--- Working data ---

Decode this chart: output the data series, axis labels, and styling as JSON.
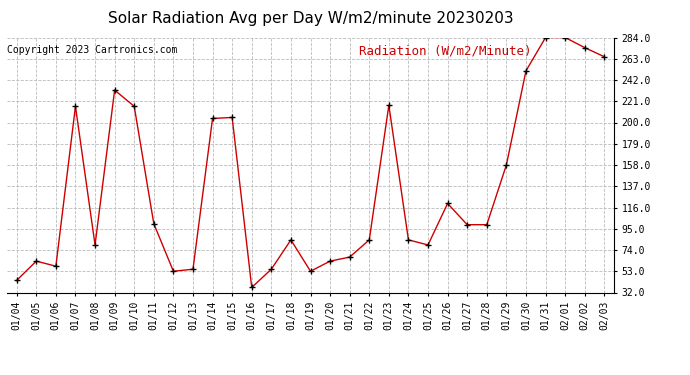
{
  "title": "Solar Radiation Avg per Day W/m2/minute 20230203",
  "copyright": "Copyright 2023 Cartronics.com",
  "legend_label": "Radiation (W/m2/Minute)",
  "dates": [
    "01/04",
    "01/05",
    "01/06",
    "01/07",
    "01/08",
    "01/09",
    "01/10",
    "01/11",
    "01/12",
    "01/13",
    "01/14",
    "01/15",
    "01/16",
    "01/17",
    "01/18",
    "01/19",
    "01/20",
    "01/21",
    "01/22",
    "01/23",
    "01/24",
    "01/25",
    "01/26",
    "01/27",
    "01/28",
    "01/29",
    "01/30",
    "01/31",
    "02/01",
    "02/02",
    "02/03"
  ],
  "values": [
    44,
    63,
    58,
    216,
    79,
    232,
    216,
    100,
    53,
    55,
    204,
    205,
    37,
    55,
    84,
    53,
    63,
    67,
    84,
    217,
    84,
    79,
    120,
    99,
    99,
    158,
    251,
    284,
    284,
    274,
    265
  ],
  "line_color": "#cc0000",
  "marker_color": "#000000",
  "background_color": "#ffffff",
  "grid_color": "#bbbbbb",
  "ylim_min": 32.0,
  "ylim_max": 284.0,
  "yticks": [
    32.0,
    53.0,
    74.0,
    95.0,
    116.0,
    137.0,
    158.0,
    179.0,
    200.0,
    221.0,
    242.0,
    263.0,
    284.0
  ],
  "title_fontsize": 11,
  "copyright_fontsize": 7,
  "legend_fontsize": 9,
  "tick_fontsize": 7
}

---

Go over the data above and copy every line that has the word "Radiation" in it.

* [Complete response]:
  "title": "Solar Radiation Avg per Day W/m2/minute 20230203",
  "legend_label": "Radiation (W/m2/Minute)",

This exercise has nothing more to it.